### WRITTEN REQUEST:
Find the string "Graphを徹底解説" in the listing and report every line that has it.

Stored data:
* * * * * * * * *

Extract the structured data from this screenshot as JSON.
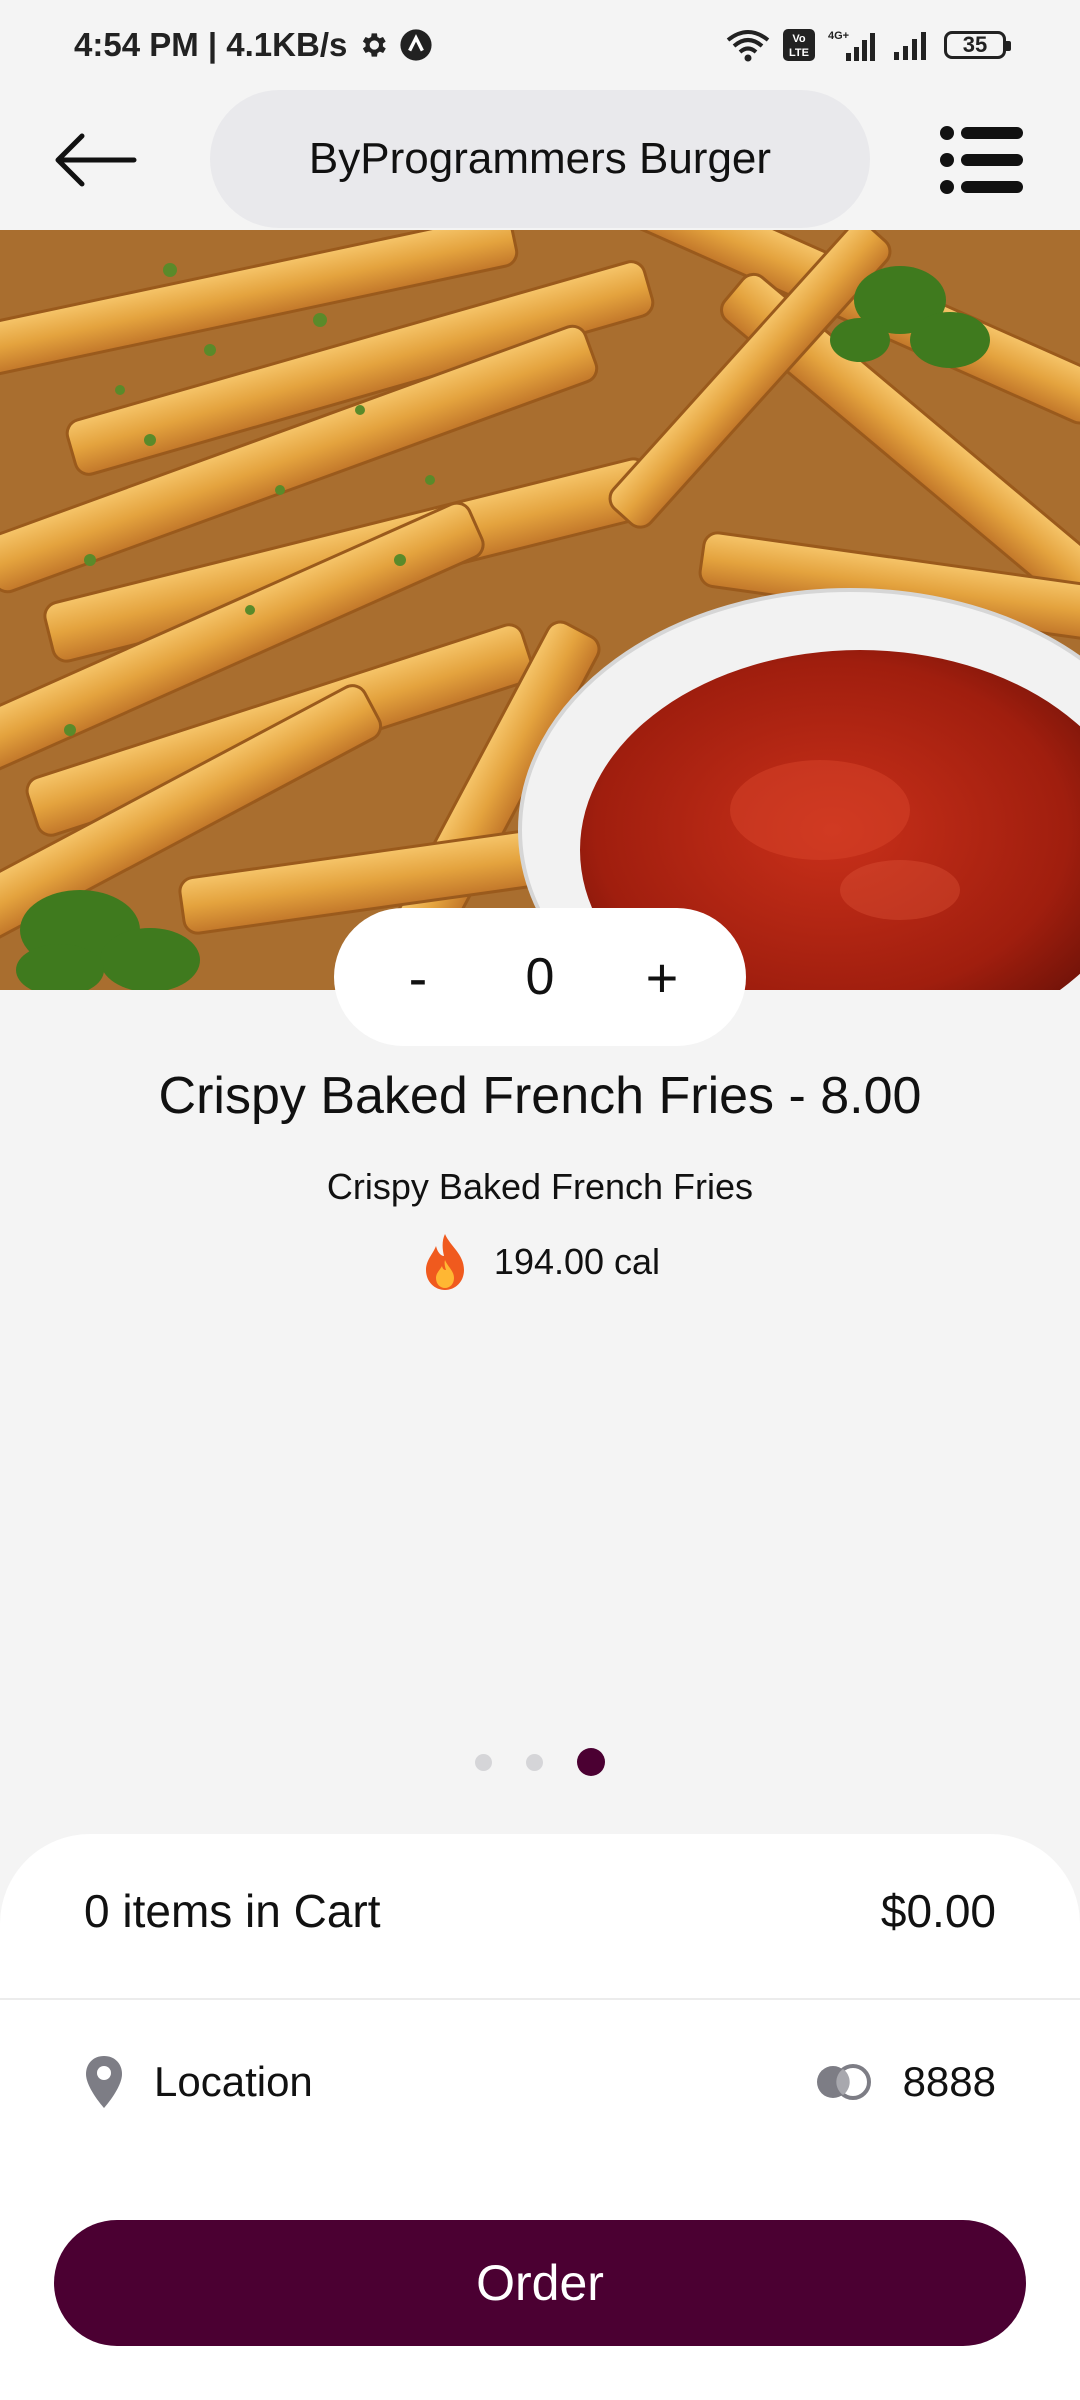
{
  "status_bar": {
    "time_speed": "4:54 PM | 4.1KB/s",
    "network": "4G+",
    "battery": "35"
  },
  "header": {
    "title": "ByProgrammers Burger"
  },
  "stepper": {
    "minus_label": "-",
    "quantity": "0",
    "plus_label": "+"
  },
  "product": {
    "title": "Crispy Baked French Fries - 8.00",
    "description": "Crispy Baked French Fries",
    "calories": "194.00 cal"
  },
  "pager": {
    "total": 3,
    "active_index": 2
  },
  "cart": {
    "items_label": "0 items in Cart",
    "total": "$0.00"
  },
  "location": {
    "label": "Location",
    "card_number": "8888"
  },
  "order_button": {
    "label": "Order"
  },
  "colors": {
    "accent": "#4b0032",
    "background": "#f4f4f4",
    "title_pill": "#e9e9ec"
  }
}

* * * * * * * * *

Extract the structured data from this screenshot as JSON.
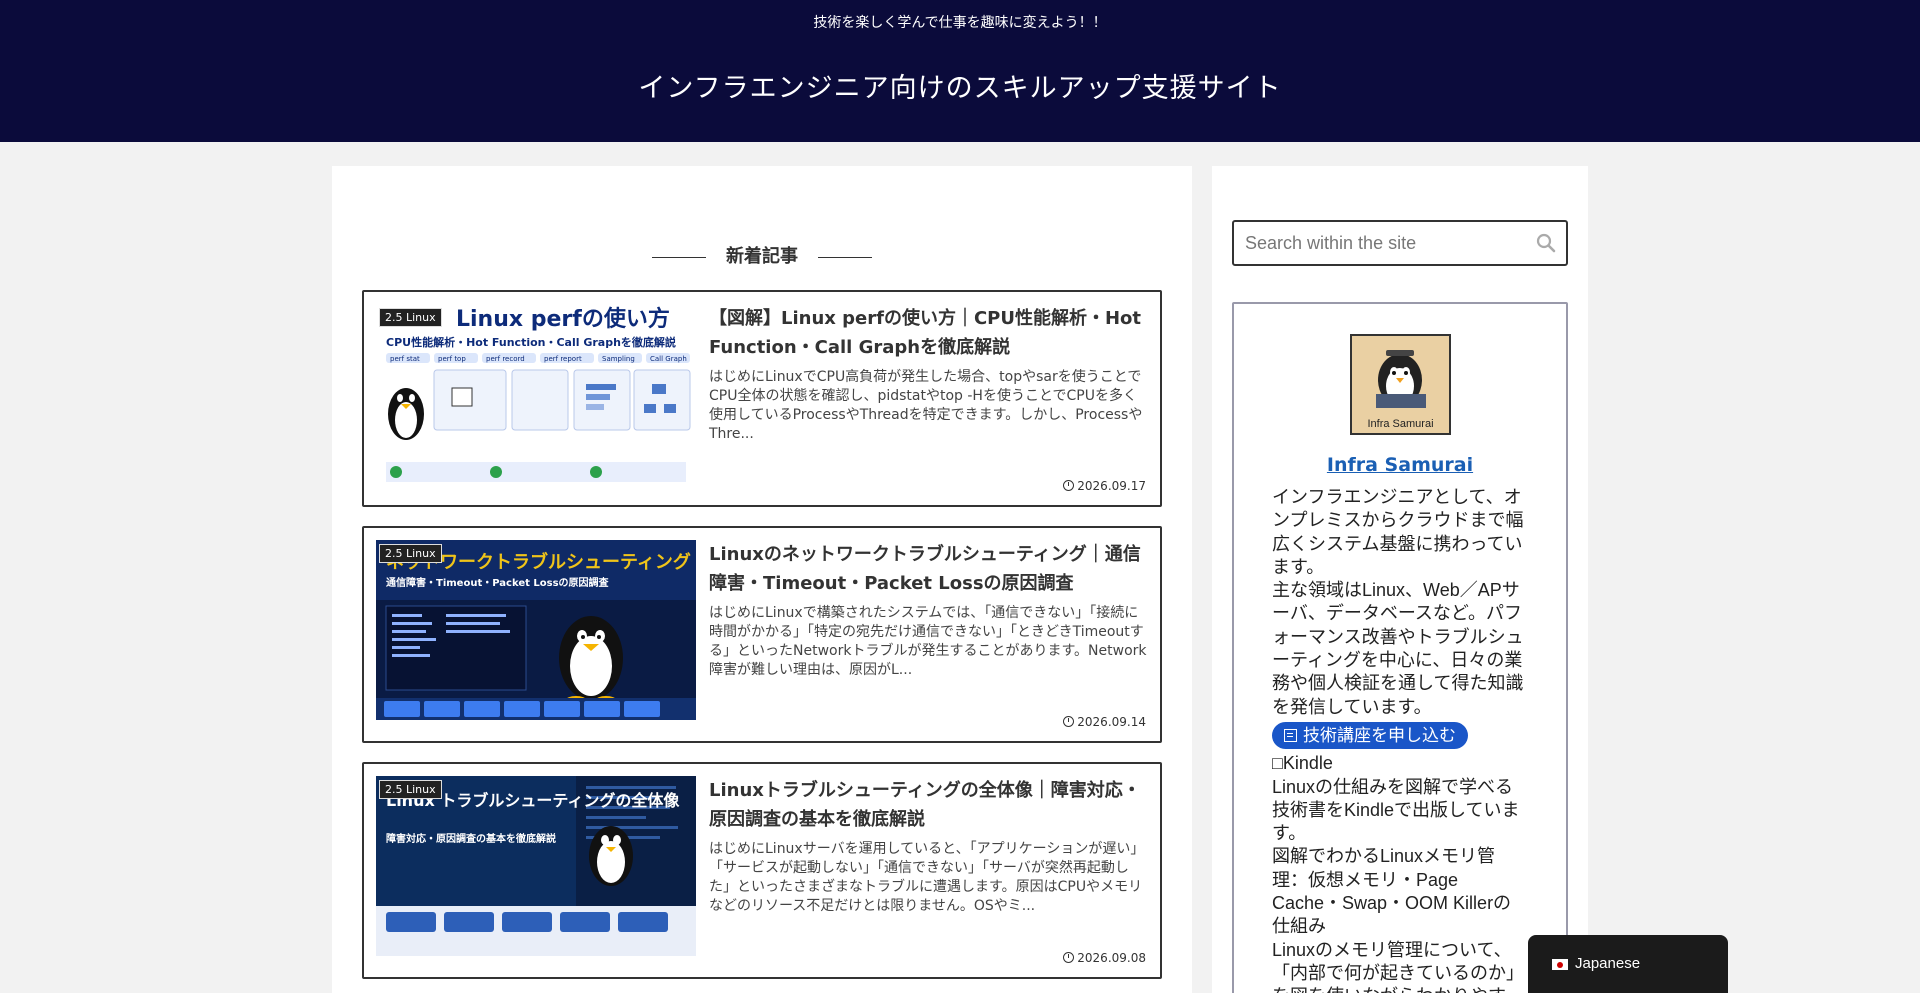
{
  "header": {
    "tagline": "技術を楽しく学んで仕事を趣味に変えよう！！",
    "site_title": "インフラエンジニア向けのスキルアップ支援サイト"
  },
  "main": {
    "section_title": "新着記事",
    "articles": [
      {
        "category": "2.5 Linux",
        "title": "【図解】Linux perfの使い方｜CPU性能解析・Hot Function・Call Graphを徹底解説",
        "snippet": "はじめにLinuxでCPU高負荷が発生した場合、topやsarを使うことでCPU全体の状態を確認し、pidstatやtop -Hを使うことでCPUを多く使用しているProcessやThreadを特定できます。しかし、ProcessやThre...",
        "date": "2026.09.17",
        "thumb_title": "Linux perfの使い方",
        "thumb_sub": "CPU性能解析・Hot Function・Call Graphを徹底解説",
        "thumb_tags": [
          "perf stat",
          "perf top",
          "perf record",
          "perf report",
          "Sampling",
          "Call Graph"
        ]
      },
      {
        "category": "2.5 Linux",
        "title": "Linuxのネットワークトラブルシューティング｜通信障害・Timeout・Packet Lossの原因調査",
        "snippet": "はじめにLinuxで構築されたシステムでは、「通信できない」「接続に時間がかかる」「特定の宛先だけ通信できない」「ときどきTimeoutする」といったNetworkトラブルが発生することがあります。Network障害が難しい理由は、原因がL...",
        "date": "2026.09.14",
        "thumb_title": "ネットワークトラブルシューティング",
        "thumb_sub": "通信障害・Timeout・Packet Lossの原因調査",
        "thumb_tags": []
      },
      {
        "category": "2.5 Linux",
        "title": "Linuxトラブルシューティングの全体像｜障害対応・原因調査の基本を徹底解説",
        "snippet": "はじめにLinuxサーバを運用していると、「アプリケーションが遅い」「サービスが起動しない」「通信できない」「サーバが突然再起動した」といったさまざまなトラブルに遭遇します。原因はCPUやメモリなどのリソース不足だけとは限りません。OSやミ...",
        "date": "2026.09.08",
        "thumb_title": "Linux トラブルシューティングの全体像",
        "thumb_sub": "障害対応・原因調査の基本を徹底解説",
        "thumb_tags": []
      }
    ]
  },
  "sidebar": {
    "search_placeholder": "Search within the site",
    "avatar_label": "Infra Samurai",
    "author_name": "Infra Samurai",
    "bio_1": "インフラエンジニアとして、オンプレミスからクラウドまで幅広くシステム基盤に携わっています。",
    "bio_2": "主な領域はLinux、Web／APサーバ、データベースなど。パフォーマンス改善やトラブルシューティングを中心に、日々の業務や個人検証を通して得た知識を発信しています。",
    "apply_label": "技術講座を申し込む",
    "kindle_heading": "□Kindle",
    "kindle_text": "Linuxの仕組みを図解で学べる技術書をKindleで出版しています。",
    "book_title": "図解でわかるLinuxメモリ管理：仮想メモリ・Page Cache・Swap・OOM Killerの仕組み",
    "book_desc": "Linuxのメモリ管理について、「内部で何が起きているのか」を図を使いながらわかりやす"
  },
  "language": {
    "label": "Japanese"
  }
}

* * * * * * * * *

### SOLUTION TO THIS EXERCISE:
        "title": "【図解】Linux perfの使い方｜CPU性能解析・Hot Function・Call Graphを徹底解説",
        "thumb_sub": "CPU性能解析・Hot Function・Call Graphを徹底解説",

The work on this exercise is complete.